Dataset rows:

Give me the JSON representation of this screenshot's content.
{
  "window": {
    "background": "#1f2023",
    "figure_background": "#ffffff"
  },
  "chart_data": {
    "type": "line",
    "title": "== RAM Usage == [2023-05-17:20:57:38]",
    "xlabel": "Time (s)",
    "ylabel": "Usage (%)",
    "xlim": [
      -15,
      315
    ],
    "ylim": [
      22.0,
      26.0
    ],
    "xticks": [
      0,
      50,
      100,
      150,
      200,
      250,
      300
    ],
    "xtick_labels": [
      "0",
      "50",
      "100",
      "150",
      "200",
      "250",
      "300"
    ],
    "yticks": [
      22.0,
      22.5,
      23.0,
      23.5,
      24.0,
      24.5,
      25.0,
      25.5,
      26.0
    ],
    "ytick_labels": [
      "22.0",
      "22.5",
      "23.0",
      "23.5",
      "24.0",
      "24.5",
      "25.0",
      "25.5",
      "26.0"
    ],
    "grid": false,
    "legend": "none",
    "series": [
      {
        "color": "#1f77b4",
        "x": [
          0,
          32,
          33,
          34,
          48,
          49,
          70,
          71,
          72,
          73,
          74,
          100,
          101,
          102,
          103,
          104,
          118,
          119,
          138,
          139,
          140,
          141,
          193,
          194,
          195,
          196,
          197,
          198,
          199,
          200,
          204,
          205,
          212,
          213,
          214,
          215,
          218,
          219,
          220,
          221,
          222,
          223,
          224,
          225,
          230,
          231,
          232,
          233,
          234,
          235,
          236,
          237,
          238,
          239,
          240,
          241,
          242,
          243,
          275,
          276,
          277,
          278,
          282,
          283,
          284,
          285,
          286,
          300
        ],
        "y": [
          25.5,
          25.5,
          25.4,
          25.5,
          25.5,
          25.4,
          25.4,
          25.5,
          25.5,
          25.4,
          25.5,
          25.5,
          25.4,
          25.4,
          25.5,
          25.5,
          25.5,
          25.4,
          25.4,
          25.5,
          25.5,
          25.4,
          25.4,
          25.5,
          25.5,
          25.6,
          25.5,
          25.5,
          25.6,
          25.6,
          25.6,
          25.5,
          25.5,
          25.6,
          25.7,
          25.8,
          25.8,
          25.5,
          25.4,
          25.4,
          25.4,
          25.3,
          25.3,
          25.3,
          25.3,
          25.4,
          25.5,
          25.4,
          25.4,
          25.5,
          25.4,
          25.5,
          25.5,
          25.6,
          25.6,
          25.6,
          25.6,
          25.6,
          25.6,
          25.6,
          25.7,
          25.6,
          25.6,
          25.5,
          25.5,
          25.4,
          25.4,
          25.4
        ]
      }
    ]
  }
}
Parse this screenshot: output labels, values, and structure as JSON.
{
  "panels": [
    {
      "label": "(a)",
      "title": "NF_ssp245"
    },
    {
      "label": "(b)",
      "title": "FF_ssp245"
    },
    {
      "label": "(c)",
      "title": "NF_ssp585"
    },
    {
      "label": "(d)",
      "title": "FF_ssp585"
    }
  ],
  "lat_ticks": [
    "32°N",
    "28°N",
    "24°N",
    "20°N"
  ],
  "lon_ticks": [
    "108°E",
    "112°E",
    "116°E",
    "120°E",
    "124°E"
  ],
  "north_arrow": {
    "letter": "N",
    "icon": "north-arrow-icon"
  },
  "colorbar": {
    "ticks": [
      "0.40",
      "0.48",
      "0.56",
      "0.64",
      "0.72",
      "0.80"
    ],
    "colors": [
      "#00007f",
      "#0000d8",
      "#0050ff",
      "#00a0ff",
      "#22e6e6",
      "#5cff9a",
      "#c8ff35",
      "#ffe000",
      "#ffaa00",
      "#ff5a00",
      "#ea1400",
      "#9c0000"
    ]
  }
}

TASK DESCRIPTION. Reproduce the listing above word for word.

WRITTEN SOLUTION.
Give me the JSON representation of this screenshot's content.
{
  "window": {
    "background": "#1f2023",
    "figure_background": "#ffffff"
  },
  "chart_data": {
    "type": "line",
    "title": "== RAM Usage == [2023-05-17:20:57:38]",
    "xlabel": "Time (s)",
    "ylabel": "Usage (%)",
    "xlim": [
      -15,
      315
    ],
    "ylim": [
      22.0,
      26.0
    ],
    "xticks": [
      0,
      50,
      100,
      150,
      200,
      250,
      300
    ],
    "xtick_labels": [
      "0",
      "50",
      "100",
      "150",
      "200",
      "250",
      "300"
    ],
    "yticks": [
      22.0,
      22.5,
      23.0,
      23.5,
      24.0,
      24.5,
      25.0,
      25.5,
      26.0
    ],
    "ytick_labels": [
      "22.0",
      "22.5",
      "23.0",
      "23.5",
      "24.0",
      "24.5",
      "25.0",
      "25.5",
      "26.0"
    ],
    "grid": false,
    "legend": "none",
    "series": [
      {
        "color": "#1f77b4",
        "x": [
          0,
          32,
          33,
          34,
          48,
          49,
          70,
          71,
          72,
          73,
          74,
          100,
          101,
          102,
          103,
          104,
          118,
          119,
          138,
          139,
          140,
          141,
          193,
          194,
          195,
          196,
          197,
          198,
          199,
          200,
          204,
          205,
          212,
          213,
          214,
          215,
          218,
          219,
          220,
          221,
          222,
          223,
          224,
          225,
          230,
          231,
          232,
          233,
          234,
          235,
          236,
          237,
          238,
          239,
          240,
          241,
          242,
          243,
          275,
          276,
          277,
          278,
          282,
          283,
          284,
          285,
          286,
          300
        ],
        "y": [
          25.5,
          25.5,
          25.4,
          25.5,
          25.5,
          25.4,
          25.4,
          25.5,
          25.5,
          25.4,
          25.5,
          25.5,
          25.4,
          25.4,
          25.5,
          25.5,
          25.5,
          25.4,
          25.4,
          25.5,
          25.5,
          25.4,
          25.4,
          25.5,
          25.5,
          25.6,
          25.5,
          25.5,
          25.6,
          25.6,
          25.6,
          25.5,
          25.5,
          25.6,
          25.7,
          25.8,
          25.8,
          25.5,
          25.4,
          25.4,
          25.4,
          25.3,
          25.3,
          25.3,
          25.3,
          25.4,
          25.5,
          25.4,
          25.4,
          25.5,
          25.4,
          25.5,
          25.5,
          25.6,
          25.6,
          25.6,
          25.6,
          25.6,
          25.6,
          25.6,
          25.7,
          25.6,
          25.6,
          25.5,
          25.5,
          25.4,
          25.4,
          25.4
        ]
      }
    ]
  }
}
Parse this screenshot: output labels, values, and structure as JSON.
{
  "panels": [
    {
      "label": "(a)",
      "title": "NF_ssp245"
    },
    {
      "label": "(b)",
      "title": "FF_ssp245"
    },
    {
      "label": "(c)",
      "title": "NF_ssp585"
    },
    {
      "label": "(d)",
      "title": "FF_ssp585"
    }
  ],
  "lat_ticks": [
    "32°N",
    "28°N",
    "24°N",
    "20°N"
  ],
  "lon_ticks": [
    "108°E",
    "112°E",
    "116°E",
    "120°E",
    "124°E"
  ],
  "north_arrow": {
    "letter": "N",
    "icon": "north-arrow-icon"
  },
  "colorbar": {
    "ticks": [
      "0.40",
      "0.48",
      "0.56",
      "0.64",
      "0.72",
      "0.80"
    ],
    "colors": [
      "#00007f",
      "#0000d8",
      "#0050ff",
      "#00a0ff",
      "#22e6e6",
      "#5cff9a",
      "#c8ff35",
      "#ffe000",
      "#ffaa00",
      "#ff5a00",
      "#ea1400",
      "#9c0000"
    ]
  }
}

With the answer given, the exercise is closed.